RECORDS FOR THIS EXERCISE =>
#####

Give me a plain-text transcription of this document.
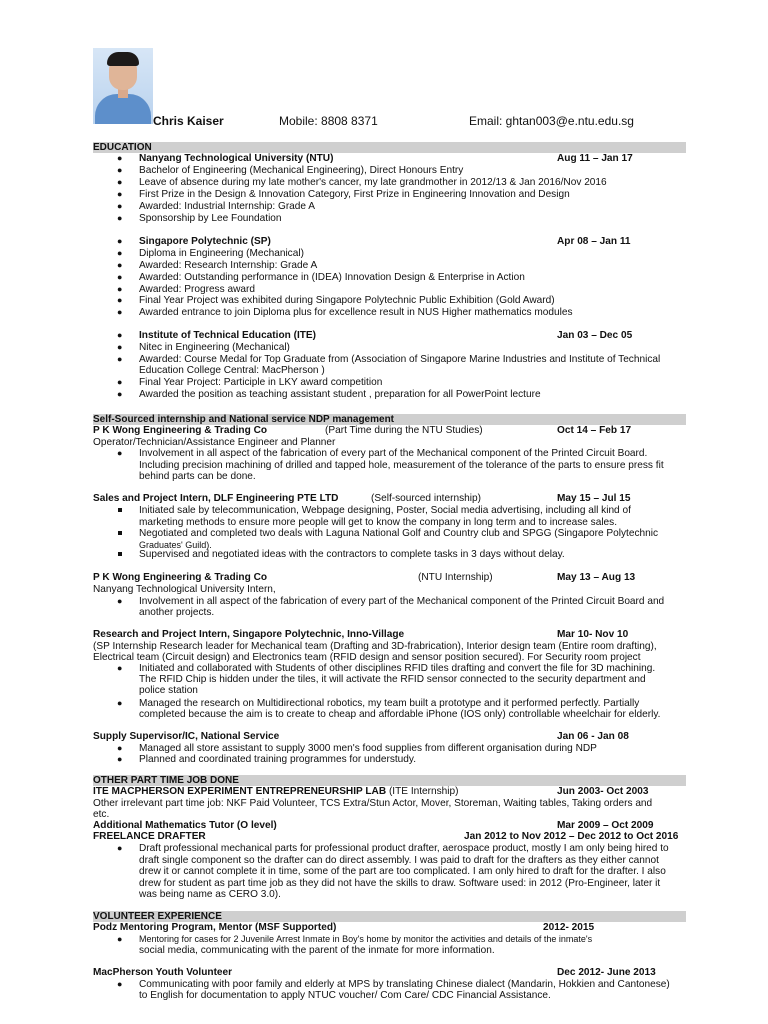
Chris Kaiser	Mobile: 8808 8371	Email: ghtan003@e.ntu.edu.sg
EDUCATION
● Nanyang Technological University (NTU)	Aug 11 – Jan 17
● Bachelor of Engineering (Mechanical Engineering), Direct Honours Entry
● Leave of absence during my late mother's cancer, my late grandmother in 2012/13 & Jan 2016/Nov 2016
● First Prize in the Design & Innovation Category, First Prize in Engineering Innovation and Design
● Awarded: Industrial Internship: Grade A
● Sponsorship by Lee Foundation
● Singapore Polytechnic (SP)	Apr 08 – Jan 11
● Diploma in Engineering (Mechanical)
● Awarded: Research Internship: Grade A
● Awarded: Outstanding performance in (IDEA) Innovation Design & Enterprise in Action
● Awarded: Progress award
● Final Year Project was exhibited during Singapore Polytechnic Public Exhibition (Gold Award)
● Awarded entrance to join Diploma plus for excellence result in NUS Higher mathematics modules
● Institute of Technical Education (ITE)	Jan 03 – Dec 05
● Nitec in Engineering (Mechanical)
● Awarded: Course Medal for Top Graduate from (Association of Singapore Marine Industries and Institute of Technical
Education College Central: MacPherson )
● Final Year Project: Participle in LKY award competition
● Awarded the position as teaching assistant student , preparation for all PowerPoint lecture
Self-Sourced internship and National service NDP management
P K Wong Engineering & Trading Co	(Part Time during the NTU Studies)	Oct 14 – Feb 17
Operator/Technician/Assistance Engineer and Planner
● Involvement in all aspect of the fabrication of every part of the Mechanical component of the Printed Circuit Board.
Including precision machining of drilled and tapped hole, measurement of the tolerance of the parts to ensure press fit
behind parts can be done.
Sales and Project Intern, DLF Engineering PTE LTD	(Self-sourced internship)	May 15 – Jul 15
Initiated sale by telecommunication, Webpage designing, Poster, Social media advertising, including all kind of
marketing methods to ensure more people will get to know the company in long term and to increase sales.
Negotiated and completed two deals with Laguna National Golf and Country club and SPGG (Singapore Polytechnic
Graduates' Guild).
Supervised and negotiated ideas with the contractors to complete tasks in 3 days without delay.
P K Wong Engineering & Trading Co	(NTU Internship)	May 13 – Aug 13
Nanyang Technological University Intern,
● Involvement in all aspect of the fabrication of every part of the Mechanical component of the Printed Circuit Board and
another projects.
Research and Project Intern, Singapore Polytechnic, Inno-Village	Mar 10- Nov 10
(SP Internship Research leader for Mechanical team (Drafting and 3D-frabrication), Interior design team (Entire room drafting),
Electrical team (Circuit design) and Electronics team (RFID design and sensor position secured). For Security room project
● Initiated and collaborated with Students of other disciplines RFID tiles drafting and convert the file for 3D machining.
The RFID Chip is hidden under the tiles, it will activate the RFID sensor connected to the security department and
police station
● Managed the research on Multidirectional robotics, my team built a prototype and it performed perfectly. Partially
completed because the aim is to create to cheap and affordable iPhone (IOS only) controllable wheelchair for elderly.
Supply Supervisor/IC, National Service	Jan 06 - Jan 08
● Managed all store assistant to supply 3000 men's food supplies from different organisation during NDP
● Planned and coordinated training programmes for understudy.
OTHER PART TIME JOB DONE
ITE MACPHERSON EXPERIMENT ENTREPRENEURSHIP LAB (ITE Internship)	Jun 2003- Oct 2003
Other irrelevant part time job: NKF Paid Volunteer, TCS Extra/Stun Actor, Mover, Storeman, Waiting tables, Taking orders and
etc.
Additional Mathematics Tutor (O level)	Mar 2009 – Oct 2009
FREELANCE DRAFTER	Jan 2012 to Nov 2012 – Dec 2012 to Oct 2016
● Draft professional mechanical parts for professional product drafter, aerospace product, mostly I am only being hired to
draft single component so the drafter can do direct assembly. I was paid to draft for the drafters as they either cannot
drew it or cannot complete it in time, some of the part are too complicated. I am only hired to draft for the drafter. I also
drew for student as part time job as they did not have the skills to draw. Software used: in 2012 (Pro-Engineer, later it
was being name as CERO 3.0).
VOLUNTEER EXPERIENCE
Podz Mentoring Program, Mentor (MSF Supported)	2012- 2015
● Mentoring for cases for 2 Juvenile Arrest Inmate in Boy's home by monitor the activities and details of the inmate's
social media, communicating with the parent of the inmate for more information.
MacPherson Youth Volunteer	Dec 2012- June 2013
● Communicating with poor family and elderly at MPS by translating Chinese dialect (Mandarin, Hokkien and Cantonese)
to English for documentation to apply NTUC voucher/ Com Care/ CDC Financial Assistance.
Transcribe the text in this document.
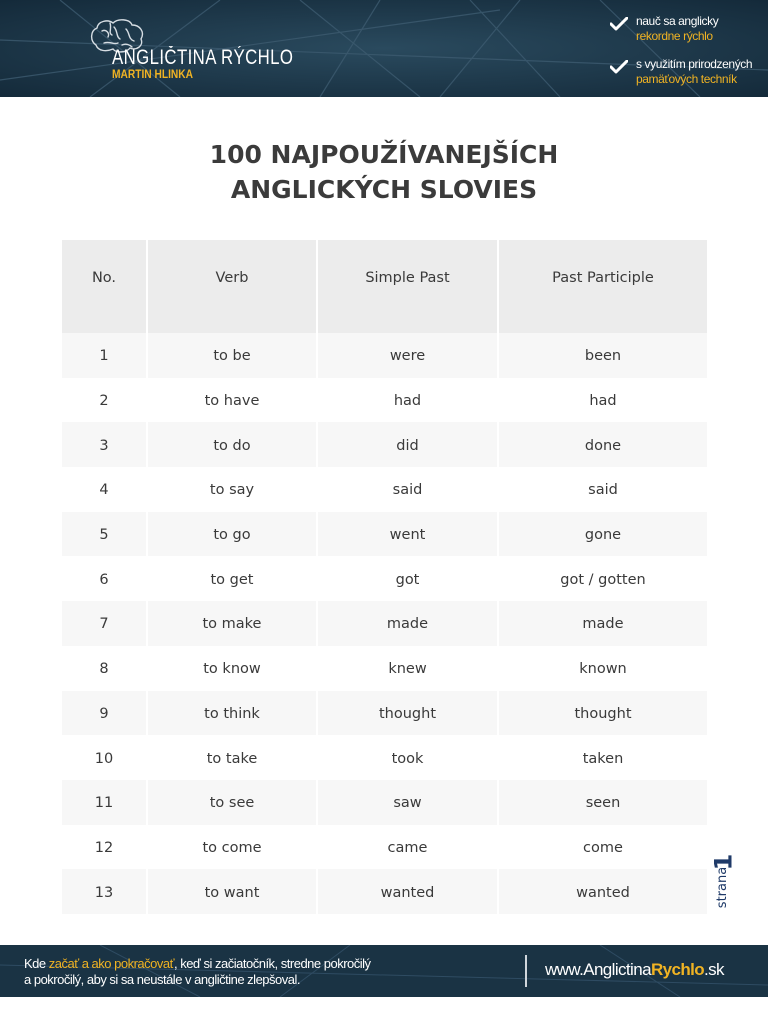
ANGLIČTINA RÝCHLO
MARTIN HLINKA
nauč sa anglicky
rekordne rýchlo
s využitím prirodzených
pamäťových techník
100 NAJPOUŽÍVANEJŠÍCH
ANGLICKÝCH SLOVIES
No.	Verb	Simple Past	Past Participle
1	to be	were	been
2	to have	had	had
3	to do	did	done
4	to say	said	said
5	to go	went	gone
6	to get	got	got / gotten
7	to make	made	made
8	to know	knew	known
9	to think	thought	thought
10	to take	took	taken
11	to see	saw	seen
12	to come	came	come
13	to want	wanted	wanted
1
strana
Kde začať a ako pokračovať, keď si začiatočník, stredne pokročilý
a pokročilý, aby si sa neustále v angličtine zlepšoval.
www.AnglictinaRychlo.sk
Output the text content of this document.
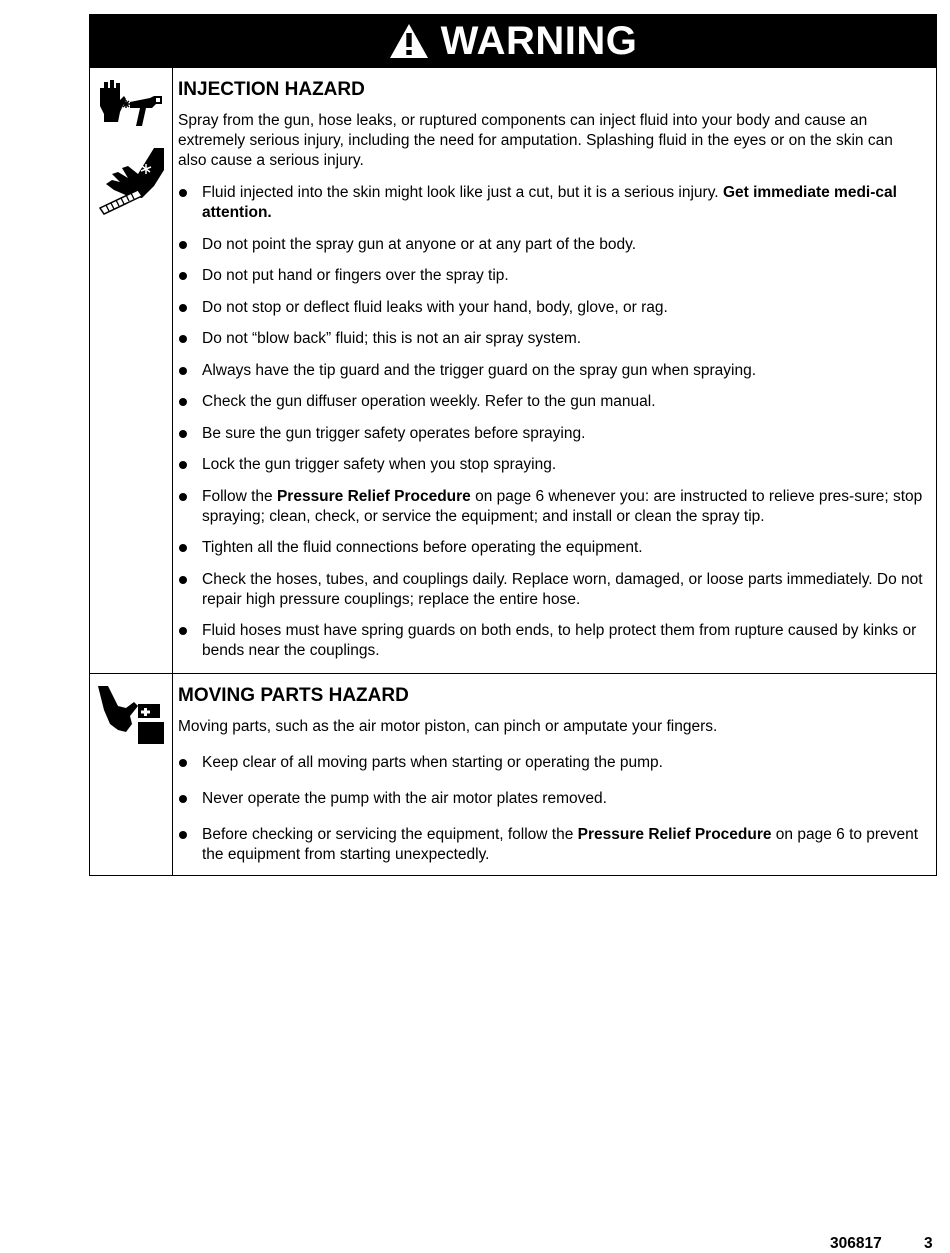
WARNING
INJECTION HAZARD

Spray from the gun, hose leaks, or ruptured components can inject fluid into your body and cause an extremely serious injury, including the need for amputation. Splashing fluid in the eyes or on the skin can also cause a serious injury.

Fluid injected into the skin might look like just a cut, but it is a serious injury. Get immediate medi-cal attention.
Do not point the spray gun at anyone or at any part of the body.
Do not put hand or fingers over the spray tip.
Do not stop or deflect fluid leaks with your hand, body, glove, or rag.
Do not “blow back” fluid; this is not an air spray system.
Always have the tip guard and the trigger guard on the spray gun when spraying.
Check the gun diffuser operation weekly. Refer to the gun manual.
Be sure the gun trigger safety operates before spraying.
Lock the gun trigger safety when you stop spraying.
Follow the Pressure Relief Procedure on page 6 whenever you: are instructed to relieve pres-sure; stop spraying; clean, check, or service the equipment; and install or clean the spray tip.
Tighten all the fluid connections before operating the equipment.
Check the hoses, tubes, and couplings daily. Replace worn, damaged, or loose parts immediately. Do not repair high pressure couplings; replace the entire hose.
Fluid hoses must have spring guards on both ends, to help protect them from rupture caused by kinks or bends near the couplings.
MOVING PARTS HAZARD

Moving parts, such as the air motor piston, can pinch or amputate your fingers.

Keep clear of all moving parts when starting or operating the pump.
Never operate the pump with the air motor plates removed.
Before checking or servicing the equipment, follow the Pressure Relief Procedure on page 6 to prevent the equipment from starting unexpectedly.
306817	3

#####

WRITTEN INSTRUCTION => Leave out the pictures and output the rest of the material exactly as written.

THE SOLUTION =>
Give me a plain-text transcription of this document.
Chris Kaiser	Mobile: 8808 8371	Email: ghtan003@e.ntu.edu.sg
EDUCATION
● Nanyang Technological University (NTU)	Aug 11 – Jan 17
● Bachelor of Engineering (Mechanical Engineering), Direct Honours Entry
● Leave of absence during my late mother's cancer, my late grandmother in 2012/13 & Jan 2016/Nov 2016
● First Prize in the Design & Innovation Category, First Prize in Engineering Innovation and Design
● Awarded: Industrial Internship: Grade A
● Sponsorship by Lee Foundation
● Singapore Polytechnic (SP)	Apr 08 – Jan 11
● Diploma in Engineering (Mechanical)
● Awarded: Research Internship: Grade A
● Awarded: Outstanding performance in (IDEA) Innovation Design & Enterprise in Action
● Awarded: Progress award
● Final Year Project was exhibited during Singapore Polytechnic Public Exhibition (Gold Award)
● Awarded entrance to join Diploma plus for excellence result in NUS Higher mathematics modules
● Institute of Technical Education (ITE)	Jan 03 – Dec 05
● Nitec in Engineering (Mechanical)
● Awarded: Course Medal for Top Graduate from (Association of Singapore Marine Industries and Institute of Technical
Education College Central: MacPherson )
● Final Year Project: Participle in LKY award competition
● Awarded the position as teaching assistant student , preparation for all PowerPoint lecture
Self-Sourced internship and National service NDP management
P K Wong Engineering & Trading Co	(Part Time during the NTU Studies)	Oct 14 – Feb 17
Operator/Technician/Assistance Engineer and Planner
● Involvement in all aspect of the fabrication of every part of the Mechanical component of the Printed Circuit Board.
Including precision machining of drilled and tapped hole, measurement of the tolerance of the parts to ensure press fit
behind parts can be done.
Sales and Project Intern, DLF Engineering PTE LTD	(Self-sourced internship)	May 15 – Jul 15
Initiated sale by telecommunication, Webpage designing, Poster, Social media advertising, including all kind of
marketing methods to ensure more people will get to know the company in long term and to increase sales.
Negotiated and completed two deals with Laguna National Golf and Country club and SPGG (Singapore Polytechnic
Graduates' Guild).
Supervised and negotiated ideas with the contractors to complete tasks in 3 days without delay.
P K Wong Engineering & Trading Co	(NTU Internship)	May 13 – Aug 13
Nanyang Technological University Intern,
● Involvement in all aspect of the fabrication of every part of the Mechanical component of the Printed Circuit Board and
another projects.
Research and Project Intern, Singapore Polytechnic, Inno-Village	Mar 10- Nov 10
(SP Internship Research leader for Mechanical team (Drafting and 3D-frabrication), Interior design team (Entire room drafting),
Electrical team (Circuit design) and Electronics team (RFID design and sensor position secured). For Security room project
● Initiated and collaborated with Students of other disciplines RFID tiles drafting and convert the file for 3D machining.
The RFID Chip is hidden under the tiles, it will activate the RFID sensor connected to the security department and
police station
● Managed the research on Multidirectional robotics, my team built a prototype and it performed perfectly. Partially
completed because the aim is to create to cheap and affordable iPhone (IOS only) controllable wheelchair for elderly.
Supply Supervisor/IC, National Service	Jan 06 - Jan 08
● Managed all store assistant to supply 3000 men's food supplies from different organisation during NDP
● Planned and coordinated training programmes for understudy.
OTHER PART TIME JOB DONE
ITE MACPHERSON EXPERIMENT ENTREPRENEURSHIP LAB (ITE Internship)	Jun 2003- Oct 2003
Other irrelevant part time job: NKF Paid Volunteer, TCS Extra/Stun Actor, Mover, Storeman, Waiting tables, Taking orders and
etc.
Additional Mathematics Tutor (O level)	Mar 2009 – Oct 2009
FREELANCE DRAFTER	Jan 2012 to Nov 2012 – Dec 2012 to Oct 2016
● Draft professional mechanical parts for professional product drafter, aerospace product, mostly I am only being hired to
draft single component so the drafter can do direct assembly. I was paid to draft for the drafters as they either cannot
drew it or cannot complete it in time, some of the part are too complicated. I am only hired to draft for the drafter. I also
drew for student as part time job as they did not have the skills to draw. Software used: in 2012 (Pro-Engineer, later it
was being name as CERO 3.0).
VOLUNTEER EXPERIENCE
Podz Mentoring Program, Mentor (MSF Supported)	2012- 2015
● Mentoring for cases for 2 Juvenile Arrest Inmate in Boy's home by monitor the activities and details of the inmate's
social media, communicating with the parent of the inmate for more information.
MacPherson Youth Volunteer	Dec 2012- June 2013
● Communicating with poor family and elderly at MPS by translating Chinese dialect (Mandarin, Hokkien and Cantonese)
to English for documentation to apply NTUC voucher/ Com Care/ CDC Financial Assistance.
Transcribe the text in this document.
ANGLIČTINA RÝCHLO
MARTIN HLINKA
nauč sa anglicky
rekordne rýchlo
s využitím prirodzených
pamäťových techník
100 NAJPOUŽÍVANEJŠÍCH
ANGLICKÝCH SLOVIES
No.	Verb	Simple Past	Past Participle
1	to be	were	been
2	to have	had	had
3	to do	did	done
4	to say	said	said
5	to go	went	gone
6	to get	got	got / gotten
7	to make	made	made
8	to know	knew	known
9	to think	thought	thought
10	to take	took	taken
11	to see	saw	seen
12	to come	came	come
13	to want	wanted	wanted
1
strana
Kde začať a ako pokračovať, keď si začiatočník, stredne pokročilý
a pokročilý, aby si sa neustále v angličtine zlepšoval.
www.AnglictinaRychlo.sk
Output the text content of this document.
WARNING
INJECTION HAZARD

Spray from the gun, hose leaks, or ruptured components can inject fluid into your body and cause an extremely serious injury, including the need for amputation. Splashing fluid in the eyes or on the skin can also cause a serious injury.

Fluid injected into the skin might look like just a cut, but it is a serious injury. Get immediate medi-cal attention.
Do not point the spray gun at anyone or at any part of the body.
Do not put hand or fingers over the spray tip.
Do not stop or deflect fluid leaks with your hand, body, glove, or rag.
Do not “blow back” fluid; this is not an air spray system.
Always have the tip guard and the trigger guard on the spray gun when spraying.
Check the gun diffuser operation weekly. Refer to the gun manual.
Be sure the gun trigger safety operates before spraying.
Lock the gun trigger safety when you stop spraying.
Follow the Pressure Relief Procedure on page 6 whenever you: are instructed to relieve pres-sure; stop spraying; clean, check, or service the equipment; and install or clean the spray tip.
Tighten all the fluid connections before operating the equipment.
Check the hoses, tubes, and couplings daily. Replace worn, damaged, or loose parts immediately. Do not repair high pressure couplings; replace the entire hose.
Fluid hoses must have spring guards on both ends, to help protect them from rupture caused by kinks or bends near the couplings.
MOVING PARTS HAZARD

Moving parts, such as the air motor piston, can pinch or amputate your fingers.

Keep clear of all moving parts when starting or operating the pump.
Never operate the pump with the air motor plates removed.
Before checking or servicing the equipment, follow the Pressure Relief Procedure on page 6 to prevent the equipment from starting unexpectedly.
306817	3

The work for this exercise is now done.